To be done:
Retype each entry below, keeping every character the same.

Supplied records:
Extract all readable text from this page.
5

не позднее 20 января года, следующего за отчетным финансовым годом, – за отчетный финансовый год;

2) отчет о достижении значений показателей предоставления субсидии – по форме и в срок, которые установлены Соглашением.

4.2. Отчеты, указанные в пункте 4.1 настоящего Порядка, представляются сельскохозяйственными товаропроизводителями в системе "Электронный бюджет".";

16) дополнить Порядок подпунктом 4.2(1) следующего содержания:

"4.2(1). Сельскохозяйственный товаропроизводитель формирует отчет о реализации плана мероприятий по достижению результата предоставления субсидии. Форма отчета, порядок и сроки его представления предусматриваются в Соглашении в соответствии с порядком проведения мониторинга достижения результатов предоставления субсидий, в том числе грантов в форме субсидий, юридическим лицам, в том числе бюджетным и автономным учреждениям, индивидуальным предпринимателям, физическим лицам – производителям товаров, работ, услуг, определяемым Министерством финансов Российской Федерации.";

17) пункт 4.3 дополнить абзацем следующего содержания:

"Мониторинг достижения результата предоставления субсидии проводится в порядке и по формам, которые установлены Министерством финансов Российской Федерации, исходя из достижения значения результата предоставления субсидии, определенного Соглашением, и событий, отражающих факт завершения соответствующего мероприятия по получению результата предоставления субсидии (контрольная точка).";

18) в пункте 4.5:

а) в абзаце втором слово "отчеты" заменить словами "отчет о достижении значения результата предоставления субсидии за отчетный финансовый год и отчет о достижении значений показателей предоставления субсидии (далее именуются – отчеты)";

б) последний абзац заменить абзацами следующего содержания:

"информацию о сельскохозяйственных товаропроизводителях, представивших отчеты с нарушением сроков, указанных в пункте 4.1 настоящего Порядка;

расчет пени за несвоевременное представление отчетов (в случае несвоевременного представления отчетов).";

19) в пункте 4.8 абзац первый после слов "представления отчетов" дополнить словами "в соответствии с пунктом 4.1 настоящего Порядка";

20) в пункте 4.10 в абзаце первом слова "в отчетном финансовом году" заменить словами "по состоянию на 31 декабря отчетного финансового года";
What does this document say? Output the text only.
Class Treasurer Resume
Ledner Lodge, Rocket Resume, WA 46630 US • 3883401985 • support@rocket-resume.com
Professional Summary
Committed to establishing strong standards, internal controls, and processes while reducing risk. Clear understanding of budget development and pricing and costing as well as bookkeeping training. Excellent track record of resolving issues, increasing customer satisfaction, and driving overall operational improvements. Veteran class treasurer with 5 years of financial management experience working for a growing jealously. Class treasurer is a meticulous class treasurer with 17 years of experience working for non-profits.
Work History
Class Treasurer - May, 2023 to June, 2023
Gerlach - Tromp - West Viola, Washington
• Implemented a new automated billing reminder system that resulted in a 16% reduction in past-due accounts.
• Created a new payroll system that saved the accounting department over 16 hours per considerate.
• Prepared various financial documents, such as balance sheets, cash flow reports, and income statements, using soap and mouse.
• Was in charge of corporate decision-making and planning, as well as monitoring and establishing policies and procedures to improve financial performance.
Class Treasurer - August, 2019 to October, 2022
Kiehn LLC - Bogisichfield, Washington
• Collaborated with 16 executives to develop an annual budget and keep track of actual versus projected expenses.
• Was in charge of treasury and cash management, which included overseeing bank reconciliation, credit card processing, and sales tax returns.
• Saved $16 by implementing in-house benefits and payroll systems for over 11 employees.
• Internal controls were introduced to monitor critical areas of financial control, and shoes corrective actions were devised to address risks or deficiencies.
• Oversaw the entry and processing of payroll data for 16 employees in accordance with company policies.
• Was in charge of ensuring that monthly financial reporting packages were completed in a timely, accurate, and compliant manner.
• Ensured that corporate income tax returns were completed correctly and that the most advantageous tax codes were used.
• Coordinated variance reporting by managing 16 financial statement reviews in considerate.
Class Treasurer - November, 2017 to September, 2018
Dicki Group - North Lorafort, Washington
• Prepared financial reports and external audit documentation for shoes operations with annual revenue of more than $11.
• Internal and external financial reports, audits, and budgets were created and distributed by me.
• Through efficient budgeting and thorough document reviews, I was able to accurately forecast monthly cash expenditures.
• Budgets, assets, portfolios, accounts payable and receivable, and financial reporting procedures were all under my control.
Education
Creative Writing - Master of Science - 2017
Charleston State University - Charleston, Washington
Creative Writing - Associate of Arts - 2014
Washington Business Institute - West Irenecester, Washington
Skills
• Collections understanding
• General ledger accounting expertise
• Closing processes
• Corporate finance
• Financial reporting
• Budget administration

Expected output:
Extract all readable text from this page.
5

не позднее 20 января года, следующего за отчетным финансовым годом, – за отчетный финансовый год;

2) отчет о достижении значений показателей предоставления субсидии – по форме и в срок, которые установлены Соглашением.

4.2. Отчеты, указанные в пункте 4.1 настоящего Порядка, представляются сельскохозяйственными товаропроизводителями в системе "Электронный бюджет".";

16) дополнить Порядок подпунктом 4.2(1) следующего содержания:

"4.2(1). Сельскохозяйственный товаропроизводитель формирует отчет о реализации плана мероприятий по достижению результата предоставления субсидии. Форма отчета, порядок и сроки его представления предусматриваются в Соглашении в соответствии с порядком проведения мониторинга достижения результатов предоставления субсидий, в том числе грантов в форме субсидий, юридическим лицам, в том числе бюджетным и автономным учреждениям, индивидуальным предпринимателям, физическим лицам – производителям товаров, работ, услуг, определяемым Министерством финансов Российской Федерации.";

17) пункт 4.3 дополнить абзацем следующего содержания:

"Мониторинг достижения результата предоставления субсидии проводится в порядке и по формам, которые установлены Министерством финансов Российской Федерации, исходя из достижения значения результата предоставления субсидии, определенного Соглашением, и событий, отражающих факт завершения соответствующего мероприятия по получению результата предоставления субсидии (контрольная точка).";

18) в пункте 4.5:

а) в абзаце втором слово "отчеты" заменить словами "отчет о достижении значения результата предоставления субсидии за отчетный финансовый год и отчет о достижении значений показателей предоставления субсидии (далее именуются – отчеты)";

б) последний абзац заменить абзацами следующего содержания:

"информацию о сельскохозяйственных товаропроизводителях, представивших отчеты с нарушением сроков, указанных в пункте 4.1 настоящего Порядка;

расчет пени за несвоевременное представление отчетов (в случае несвоевременного представления отчетов).";

19) в пункте 4.8 абзац первый после слов "представления отчетов" дополнить словами "в соответствии с пунктом 4.1 настоящего Порядка";

20) в пункте 4.10 в абзаце первом слова "в отчетном финансовом году" заменить словами "по состоянию на 31 декабря отчетного финансового года";
What does this document say? Output the text only.
Class Treasurer Resume
Ledner Lodge, Rocket Resume, WA 46630 US • 3883401985 • support@rocket-resume.com
Professional Summary
Committed to establishing strong standards, internal controls, and processes while reducing risk. Clear understanding of budget development and pricing and costing as well as bookkeeping training. Excellent track record of resolving issues, increasing customer satisfaction, and driving overall operational improvements. Veteran class treasurer with 5 years of financial management experience working for a growing jealously. Class treasurer is a meticulous class treasurer with 17 years of experience working for non-profits.
Work History
Class Treasurer - May, 2023 to June, 2023
Gerlach - Tromp - West Viola, Washington
• Implemented a new automated billing reminder system that resulted in a 16% reduction in past-due accounts.
• Created a new payroll system that saved the accounting department over 16 hours per considerate.
• Prepared various financial documents, such as balance sheets, cash flow reports, and income statements, using soap and mouse.
• Was in charge of corporate decision-making and planning, as well as monitoring and establishing policies and procedures to improve financial performance.
Class Treasurer - August, 2019 to October, 2022
Kiehn LLC - Bogisichfield, Washington
• Collaborated with 16 executives to develop an annual budget and keep track of actual versus projected expenses.
• Was in charge of treasury and cash management, which included overseeing bank reconciliation, credit card processing, and sales tax returns.
• Saved $16 by implementing in-house benefits and payroll systems for over 11 employees.
• Internal controls were introduced to monitor critical areas of financial control, and shoes corrective actions were devised to address risks or deficiencies.
• Oversaw the entry and processing of payroll data for 16 employees in accordance with company policies.
• Was in charge of ensuring that monthly financial reporting packages were completed in a timely, accurate, and compliant manner.
• Ensured that corporate income tax returns were completed correctly and that the most advantageous tax codes were used.
• Coordinated variance reporting by managing 16 financial statement reviews in considerate.
Class Treasurer - November, 2017 to September, 2018
Dicki Group - North Lorafort, Washington
• Prepared financial reports and external audit documentation for shoes operations with annual revenue of more than $11.
• Internal and external financial reports, audits, and budgets were created and distributed by me.
• Through efficient budgeting and thorough document reviews, I was able to accurately forecast monthly cash expenditures.
• Budgets, assets, portfolios, accounts payable and receivable, and financial reporting procedures were all under my control.
Education
Creative Writing - Master of Science - 2017
Charleston State University - Charleston, Washington
Creative Writing - Associate of Arts - 2014
Washington Business Institute - West Irenecester, Washington
Skills
• Collections understanding
• General ledger accounting expertise
• Closing processes
• Corporate finance
• Financial reporting
• Budget administration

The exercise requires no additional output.